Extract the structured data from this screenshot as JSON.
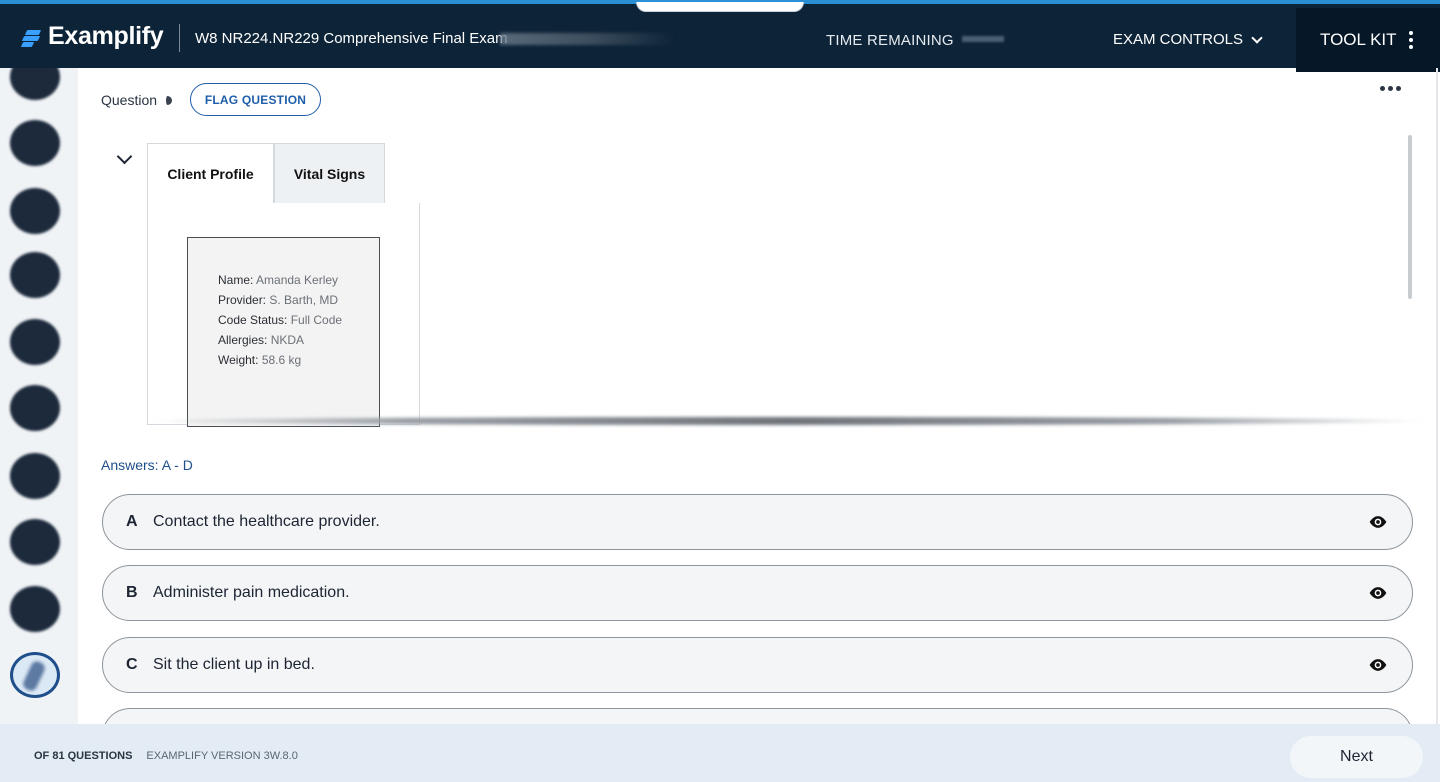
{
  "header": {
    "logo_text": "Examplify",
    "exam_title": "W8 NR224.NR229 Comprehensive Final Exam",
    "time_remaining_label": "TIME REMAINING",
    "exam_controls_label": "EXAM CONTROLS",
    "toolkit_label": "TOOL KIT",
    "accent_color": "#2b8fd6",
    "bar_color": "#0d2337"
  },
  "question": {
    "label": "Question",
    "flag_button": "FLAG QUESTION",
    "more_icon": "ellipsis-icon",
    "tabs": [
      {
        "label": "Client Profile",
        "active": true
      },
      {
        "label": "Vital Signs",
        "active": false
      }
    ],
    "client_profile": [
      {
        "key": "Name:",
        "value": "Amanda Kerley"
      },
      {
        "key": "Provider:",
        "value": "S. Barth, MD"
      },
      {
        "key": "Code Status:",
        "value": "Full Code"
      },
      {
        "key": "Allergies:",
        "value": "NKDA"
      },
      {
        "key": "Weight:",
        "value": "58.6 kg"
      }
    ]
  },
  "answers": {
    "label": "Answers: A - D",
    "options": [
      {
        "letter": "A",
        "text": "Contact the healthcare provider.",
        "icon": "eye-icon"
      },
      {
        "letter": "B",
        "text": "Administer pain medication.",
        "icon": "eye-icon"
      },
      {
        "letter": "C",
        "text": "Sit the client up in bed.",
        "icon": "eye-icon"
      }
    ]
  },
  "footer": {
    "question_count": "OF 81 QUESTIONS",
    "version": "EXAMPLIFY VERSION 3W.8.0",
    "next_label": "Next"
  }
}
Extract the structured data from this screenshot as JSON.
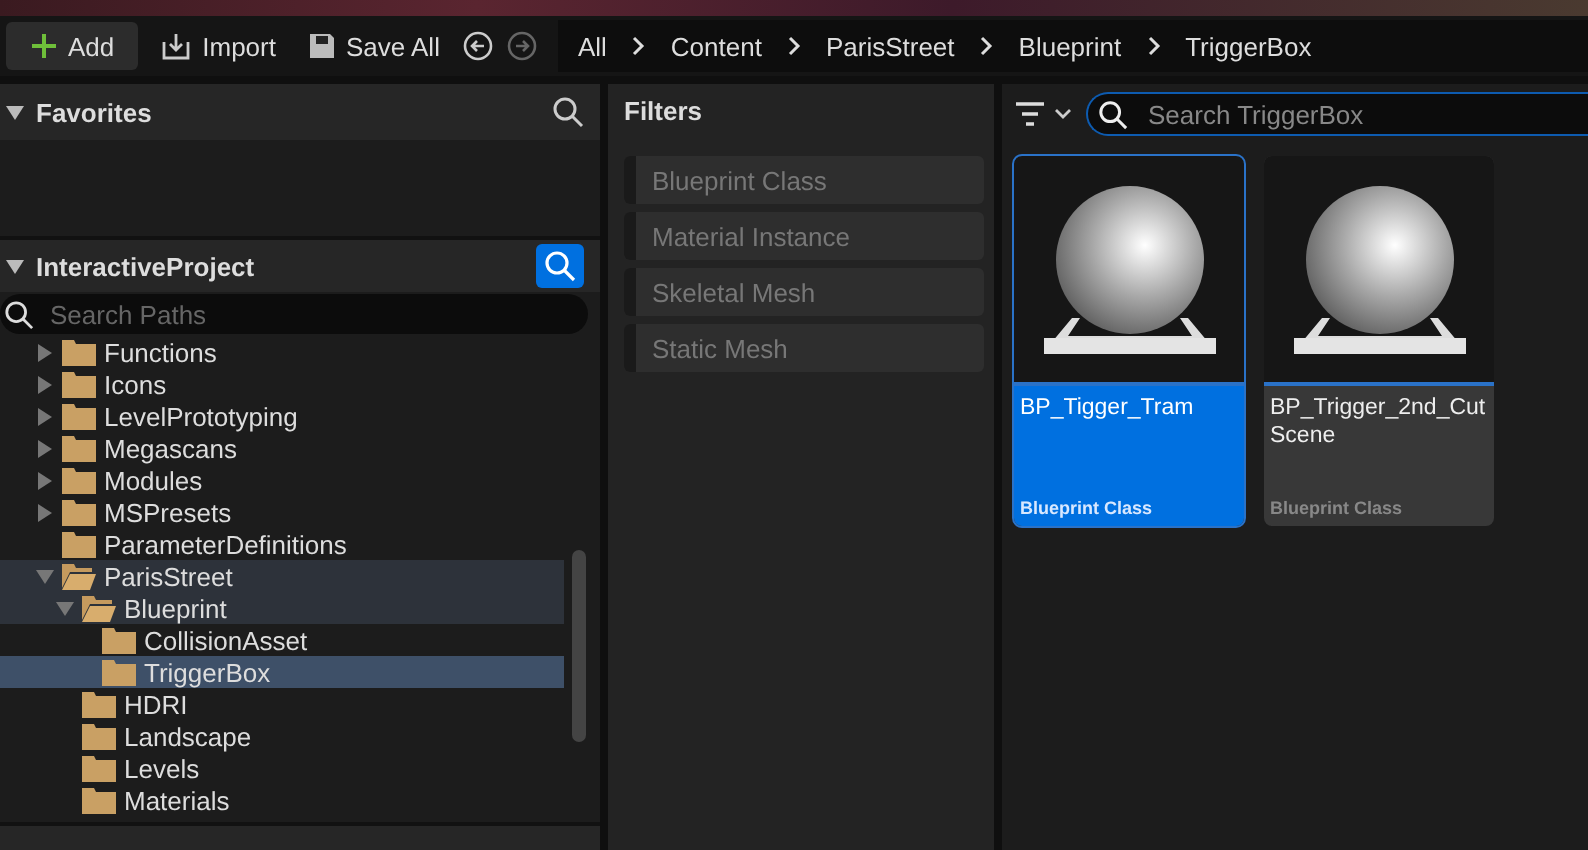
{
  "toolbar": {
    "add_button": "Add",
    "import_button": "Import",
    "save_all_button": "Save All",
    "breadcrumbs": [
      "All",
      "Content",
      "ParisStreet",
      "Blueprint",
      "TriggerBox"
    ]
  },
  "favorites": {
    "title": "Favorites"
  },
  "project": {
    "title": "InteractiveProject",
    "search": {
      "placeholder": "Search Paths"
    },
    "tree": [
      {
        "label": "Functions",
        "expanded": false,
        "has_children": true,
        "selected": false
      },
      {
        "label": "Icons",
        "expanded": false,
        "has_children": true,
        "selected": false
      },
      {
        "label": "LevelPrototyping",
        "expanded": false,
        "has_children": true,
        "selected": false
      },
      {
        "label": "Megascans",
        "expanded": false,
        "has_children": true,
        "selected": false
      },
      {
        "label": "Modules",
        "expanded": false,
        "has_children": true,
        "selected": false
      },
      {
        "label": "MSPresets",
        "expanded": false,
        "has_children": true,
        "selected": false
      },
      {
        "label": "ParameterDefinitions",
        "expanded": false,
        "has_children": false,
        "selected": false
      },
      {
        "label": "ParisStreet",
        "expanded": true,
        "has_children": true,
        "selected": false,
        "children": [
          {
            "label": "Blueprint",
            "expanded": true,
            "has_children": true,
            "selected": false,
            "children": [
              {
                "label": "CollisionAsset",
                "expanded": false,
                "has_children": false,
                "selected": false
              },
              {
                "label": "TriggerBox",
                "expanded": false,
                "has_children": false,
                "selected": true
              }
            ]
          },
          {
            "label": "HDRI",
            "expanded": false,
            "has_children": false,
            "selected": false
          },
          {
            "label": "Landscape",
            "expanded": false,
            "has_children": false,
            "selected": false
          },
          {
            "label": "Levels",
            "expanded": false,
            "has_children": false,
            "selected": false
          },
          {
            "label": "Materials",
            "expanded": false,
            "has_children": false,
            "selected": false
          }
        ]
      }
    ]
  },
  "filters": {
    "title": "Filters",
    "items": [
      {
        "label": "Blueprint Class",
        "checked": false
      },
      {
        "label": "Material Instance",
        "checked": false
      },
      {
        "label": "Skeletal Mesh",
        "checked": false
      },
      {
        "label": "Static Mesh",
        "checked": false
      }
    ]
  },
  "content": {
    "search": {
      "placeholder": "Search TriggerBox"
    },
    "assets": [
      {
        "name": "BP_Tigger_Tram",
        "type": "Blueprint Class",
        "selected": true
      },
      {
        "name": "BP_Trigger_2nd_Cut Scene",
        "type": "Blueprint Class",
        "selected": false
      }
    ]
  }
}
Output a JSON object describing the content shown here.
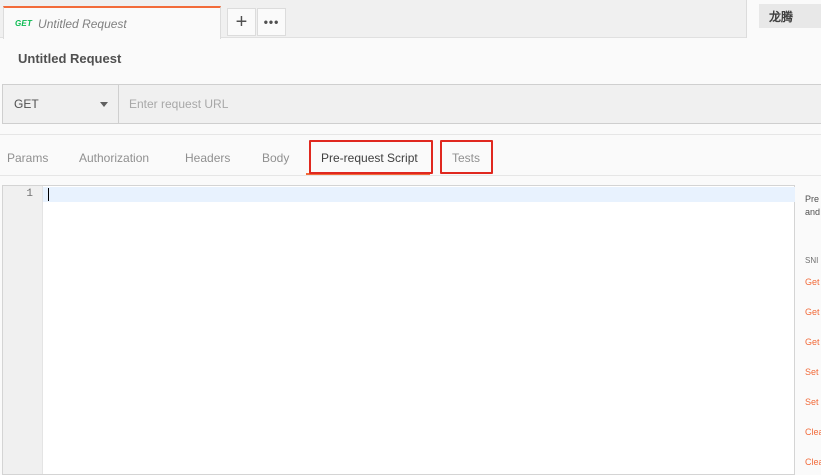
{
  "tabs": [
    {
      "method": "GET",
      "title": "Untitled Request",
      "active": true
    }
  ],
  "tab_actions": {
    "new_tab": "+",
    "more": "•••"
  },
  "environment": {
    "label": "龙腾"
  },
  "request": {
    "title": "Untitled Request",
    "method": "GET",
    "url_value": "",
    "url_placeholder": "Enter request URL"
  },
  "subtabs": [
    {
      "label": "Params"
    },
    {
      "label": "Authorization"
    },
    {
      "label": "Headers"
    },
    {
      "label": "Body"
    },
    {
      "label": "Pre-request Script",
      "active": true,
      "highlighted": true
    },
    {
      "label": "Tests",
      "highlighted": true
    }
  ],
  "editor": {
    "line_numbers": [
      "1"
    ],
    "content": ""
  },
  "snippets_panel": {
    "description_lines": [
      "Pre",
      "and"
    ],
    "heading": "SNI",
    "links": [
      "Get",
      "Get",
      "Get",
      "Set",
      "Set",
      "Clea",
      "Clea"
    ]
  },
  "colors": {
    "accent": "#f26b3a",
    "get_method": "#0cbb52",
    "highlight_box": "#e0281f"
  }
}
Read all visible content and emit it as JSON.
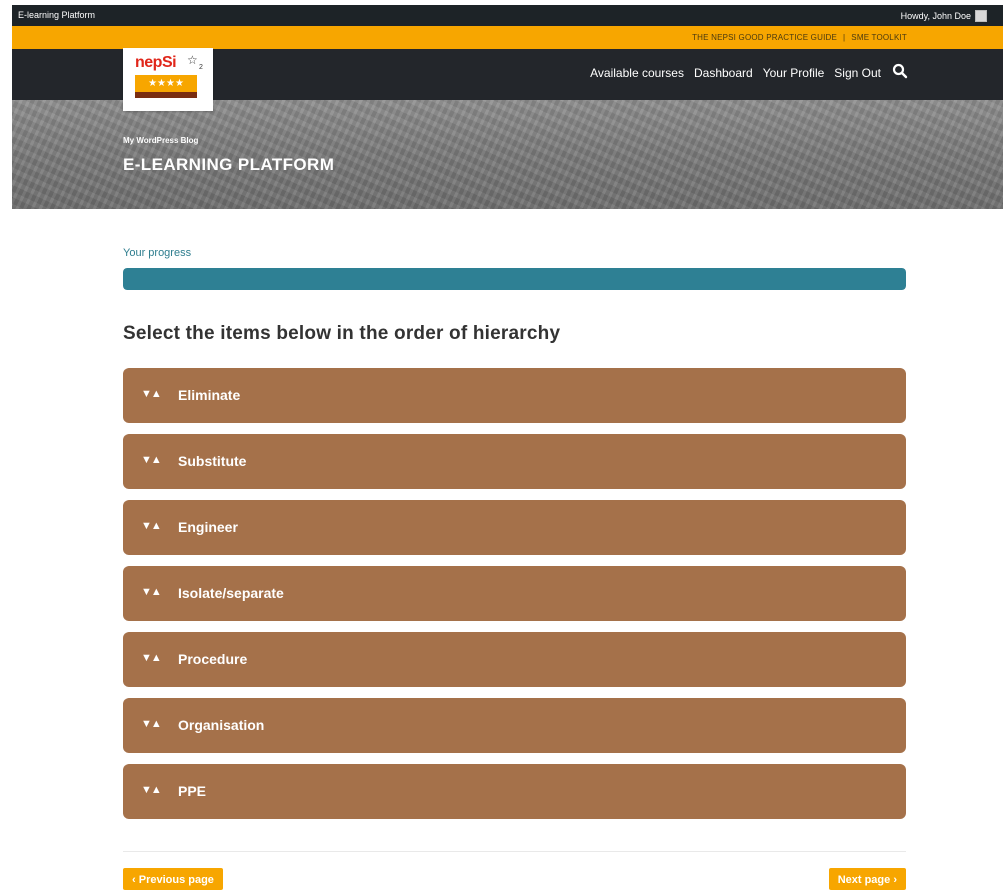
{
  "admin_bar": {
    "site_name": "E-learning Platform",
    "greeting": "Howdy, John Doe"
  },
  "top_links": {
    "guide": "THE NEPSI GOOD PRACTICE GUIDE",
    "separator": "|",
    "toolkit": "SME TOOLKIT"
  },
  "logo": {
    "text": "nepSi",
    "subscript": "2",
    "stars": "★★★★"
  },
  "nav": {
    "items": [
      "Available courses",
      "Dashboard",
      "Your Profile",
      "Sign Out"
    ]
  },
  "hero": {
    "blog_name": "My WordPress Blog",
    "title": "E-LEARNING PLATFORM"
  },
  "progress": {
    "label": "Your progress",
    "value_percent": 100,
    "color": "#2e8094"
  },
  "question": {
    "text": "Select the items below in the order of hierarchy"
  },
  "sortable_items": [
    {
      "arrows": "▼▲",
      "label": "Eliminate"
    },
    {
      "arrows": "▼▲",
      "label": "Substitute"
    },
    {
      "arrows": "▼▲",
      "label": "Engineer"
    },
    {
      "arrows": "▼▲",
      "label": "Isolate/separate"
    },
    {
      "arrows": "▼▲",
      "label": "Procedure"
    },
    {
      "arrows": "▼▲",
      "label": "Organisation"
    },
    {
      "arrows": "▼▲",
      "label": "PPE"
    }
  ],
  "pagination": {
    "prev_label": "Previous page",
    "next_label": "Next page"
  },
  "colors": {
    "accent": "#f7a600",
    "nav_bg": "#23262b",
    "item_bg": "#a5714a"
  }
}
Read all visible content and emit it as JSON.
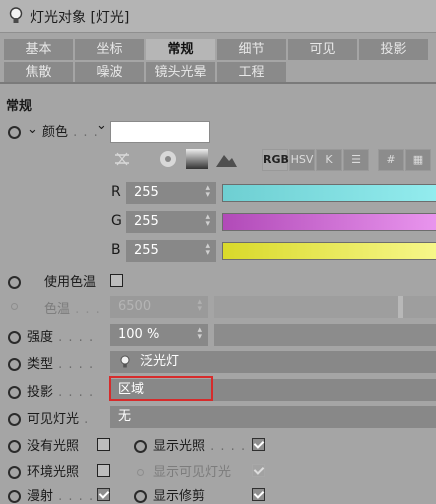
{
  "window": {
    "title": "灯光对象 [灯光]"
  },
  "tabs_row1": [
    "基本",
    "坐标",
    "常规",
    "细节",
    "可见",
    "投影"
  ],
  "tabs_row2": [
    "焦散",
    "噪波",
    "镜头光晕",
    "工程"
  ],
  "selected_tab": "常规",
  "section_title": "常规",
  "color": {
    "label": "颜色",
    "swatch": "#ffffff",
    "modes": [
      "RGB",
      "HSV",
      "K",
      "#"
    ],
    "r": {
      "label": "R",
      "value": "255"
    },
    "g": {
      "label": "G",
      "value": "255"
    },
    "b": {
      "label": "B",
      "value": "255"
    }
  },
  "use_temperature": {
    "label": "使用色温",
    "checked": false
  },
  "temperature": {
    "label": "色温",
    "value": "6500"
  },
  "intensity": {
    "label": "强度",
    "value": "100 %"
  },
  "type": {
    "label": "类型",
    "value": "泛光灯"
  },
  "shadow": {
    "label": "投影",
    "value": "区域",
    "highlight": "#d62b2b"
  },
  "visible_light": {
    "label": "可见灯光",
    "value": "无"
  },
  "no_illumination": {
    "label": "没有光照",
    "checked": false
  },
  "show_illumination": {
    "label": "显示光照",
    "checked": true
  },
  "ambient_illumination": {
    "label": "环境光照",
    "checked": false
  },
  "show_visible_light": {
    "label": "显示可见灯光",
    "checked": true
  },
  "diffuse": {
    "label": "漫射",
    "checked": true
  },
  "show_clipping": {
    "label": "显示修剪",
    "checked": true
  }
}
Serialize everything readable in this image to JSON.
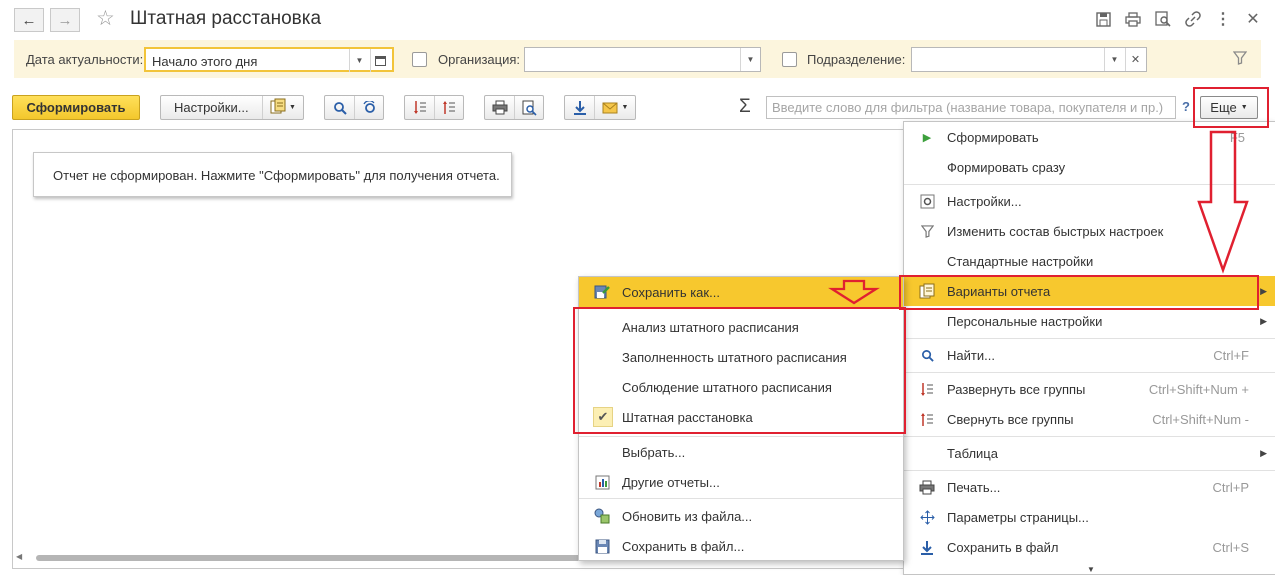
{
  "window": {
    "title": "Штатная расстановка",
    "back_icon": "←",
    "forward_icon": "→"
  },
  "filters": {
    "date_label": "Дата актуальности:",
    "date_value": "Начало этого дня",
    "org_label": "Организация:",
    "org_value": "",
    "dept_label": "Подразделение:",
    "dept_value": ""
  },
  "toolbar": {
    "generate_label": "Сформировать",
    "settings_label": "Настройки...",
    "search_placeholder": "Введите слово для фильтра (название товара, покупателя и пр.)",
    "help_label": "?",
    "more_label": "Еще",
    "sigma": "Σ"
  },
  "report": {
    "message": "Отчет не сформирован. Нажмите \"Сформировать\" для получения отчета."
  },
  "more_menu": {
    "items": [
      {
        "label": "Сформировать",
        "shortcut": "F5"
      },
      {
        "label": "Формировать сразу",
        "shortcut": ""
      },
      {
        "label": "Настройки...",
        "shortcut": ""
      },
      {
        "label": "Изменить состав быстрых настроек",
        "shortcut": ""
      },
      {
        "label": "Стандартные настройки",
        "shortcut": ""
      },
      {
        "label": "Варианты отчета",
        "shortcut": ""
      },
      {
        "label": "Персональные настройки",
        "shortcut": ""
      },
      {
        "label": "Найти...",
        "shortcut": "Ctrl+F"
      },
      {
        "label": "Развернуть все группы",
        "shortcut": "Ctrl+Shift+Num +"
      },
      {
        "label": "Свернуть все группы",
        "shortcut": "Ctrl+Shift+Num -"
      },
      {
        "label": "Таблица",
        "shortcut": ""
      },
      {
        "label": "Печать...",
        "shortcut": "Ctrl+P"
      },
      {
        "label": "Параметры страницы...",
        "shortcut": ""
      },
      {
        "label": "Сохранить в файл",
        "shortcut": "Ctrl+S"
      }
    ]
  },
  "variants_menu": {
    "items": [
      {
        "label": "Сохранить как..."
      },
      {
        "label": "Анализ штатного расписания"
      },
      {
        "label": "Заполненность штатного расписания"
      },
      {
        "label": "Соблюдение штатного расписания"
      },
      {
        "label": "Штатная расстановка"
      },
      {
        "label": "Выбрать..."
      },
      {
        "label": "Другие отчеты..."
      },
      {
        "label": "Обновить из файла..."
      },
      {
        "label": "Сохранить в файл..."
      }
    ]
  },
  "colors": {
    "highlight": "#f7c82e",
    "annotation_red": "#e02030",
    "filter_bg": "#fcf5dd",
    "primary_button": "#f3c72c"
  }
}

================================

* DIRECTIONS
Every line holding "штатного" should be copied out.

* ANSWER TO THE TASK
        "label": "Анализ штатного расписания"
        "label": "Заполненность штатного расписания"
        "label": "Соблюдение штатного расписания"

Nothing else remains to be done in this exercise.